**TASK MATERIAL**
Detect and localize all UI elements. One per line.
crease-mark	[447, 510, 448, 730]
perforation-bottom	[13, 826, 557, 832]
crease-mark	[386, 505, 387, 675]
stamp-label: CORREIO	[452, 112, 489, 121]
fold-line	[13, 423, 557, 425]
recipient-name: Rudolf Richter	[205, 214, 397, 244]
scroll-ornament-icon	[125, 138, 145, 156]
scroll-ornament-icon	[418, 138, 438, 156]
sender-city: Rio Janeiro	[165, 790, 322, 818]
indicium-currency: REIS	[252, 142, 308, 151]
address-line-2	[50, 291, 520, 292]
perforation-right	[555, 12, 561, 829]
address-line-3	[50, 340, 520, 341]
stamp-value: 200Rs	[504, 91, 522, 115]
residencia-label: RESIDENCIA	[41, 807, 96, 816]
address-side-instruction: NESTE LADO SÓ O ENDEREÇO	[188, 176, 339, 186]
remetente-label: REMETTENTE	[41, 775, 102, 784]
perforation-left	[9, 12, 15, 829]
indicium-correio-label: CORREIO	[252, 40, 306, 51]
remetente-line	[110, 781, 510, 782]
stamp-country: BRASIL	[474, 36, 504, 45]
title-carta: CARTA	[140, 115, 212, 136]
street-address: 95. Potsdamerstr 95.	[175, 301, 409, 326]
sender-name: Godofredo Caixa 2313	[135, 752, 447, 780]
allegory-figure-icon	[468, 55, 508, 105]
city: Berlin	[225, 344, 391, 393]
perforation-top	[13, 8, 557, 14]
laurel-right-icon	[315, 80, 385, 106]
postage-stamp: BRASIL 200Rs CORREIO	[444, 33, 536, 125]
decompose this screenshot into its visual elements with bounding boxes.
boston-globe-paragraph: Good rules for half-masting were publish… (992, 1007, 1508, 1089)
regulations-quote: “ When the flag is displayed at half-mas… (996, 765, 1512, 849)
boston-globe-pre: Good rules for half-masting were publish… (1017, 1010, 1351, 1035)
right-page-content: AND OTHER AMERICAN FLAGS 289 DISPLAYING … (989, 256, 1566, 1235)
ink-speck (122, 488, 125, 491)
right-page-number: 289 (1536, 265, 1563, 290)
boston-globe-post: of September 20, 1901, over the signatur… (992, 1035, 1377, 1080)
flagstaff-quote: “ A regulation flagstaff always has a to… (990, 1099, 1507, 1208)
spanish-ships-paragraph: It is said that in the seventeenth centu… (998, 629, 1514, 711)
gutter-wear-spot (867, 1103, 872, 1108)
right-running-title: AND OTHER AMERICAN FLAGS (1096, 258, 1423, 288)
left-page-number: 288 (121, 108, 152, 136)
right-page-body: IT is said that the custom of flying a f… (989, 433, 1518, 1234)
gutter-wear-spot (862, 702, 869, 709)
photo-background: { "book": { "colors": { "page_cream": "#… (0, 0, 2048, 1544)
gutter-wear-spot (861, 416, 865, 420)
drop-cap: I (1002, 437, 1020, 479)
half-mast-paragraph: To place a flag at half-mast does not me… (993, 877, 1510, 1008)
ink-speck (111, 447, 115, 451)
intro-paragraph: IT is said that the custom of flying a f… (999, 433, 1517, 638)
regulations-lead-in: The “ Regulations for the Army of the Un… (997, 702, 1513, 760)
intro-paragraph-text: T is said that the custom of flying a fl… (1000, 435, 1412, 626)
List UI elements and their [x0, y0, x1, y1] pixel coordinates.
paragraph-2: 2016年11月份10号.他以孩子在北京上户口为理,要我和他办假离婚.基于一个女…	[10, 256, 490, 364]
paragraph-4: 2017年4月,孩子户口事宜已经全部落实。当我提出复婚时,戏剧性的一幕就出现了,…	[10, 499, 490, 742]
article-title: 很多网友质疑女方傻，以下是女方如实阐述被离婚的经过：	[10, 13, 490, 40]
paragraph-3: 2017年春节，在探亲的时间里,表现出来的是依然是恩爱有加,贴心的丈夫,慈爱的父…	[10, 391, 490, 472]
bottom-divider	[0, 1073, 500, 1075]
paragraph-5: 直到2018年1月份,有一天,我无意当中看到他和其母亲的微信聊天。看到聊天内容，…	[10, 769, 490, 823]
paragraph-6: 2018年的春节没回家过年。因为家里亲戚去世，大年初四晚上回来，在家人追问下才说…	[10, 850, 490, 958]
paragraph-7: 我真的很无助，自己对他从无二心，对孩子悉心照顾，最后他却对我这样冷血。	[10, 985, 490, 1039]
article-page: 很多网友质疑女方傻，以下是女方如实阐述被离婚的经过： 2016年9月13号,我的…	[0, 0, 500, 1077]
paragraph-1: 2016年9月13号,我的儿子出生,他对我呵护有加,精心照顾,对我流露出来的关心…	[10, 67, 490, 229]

**YOUR GOAL**
Locate every line above that contains the string "很多网友质疑女方傻", and copy each of those lines.

**RESULT OF THE TASK**
article-title: 很多网友质疑女方傻，以下是女方如实阐述被离婚的经过：	[10, 13, 490, 40]
article-page: 很多网友质疑女方傻，以下是女方如实阐述被离婚的经过： 2016年9月13号,我的…	[0, 0, 500, 1077]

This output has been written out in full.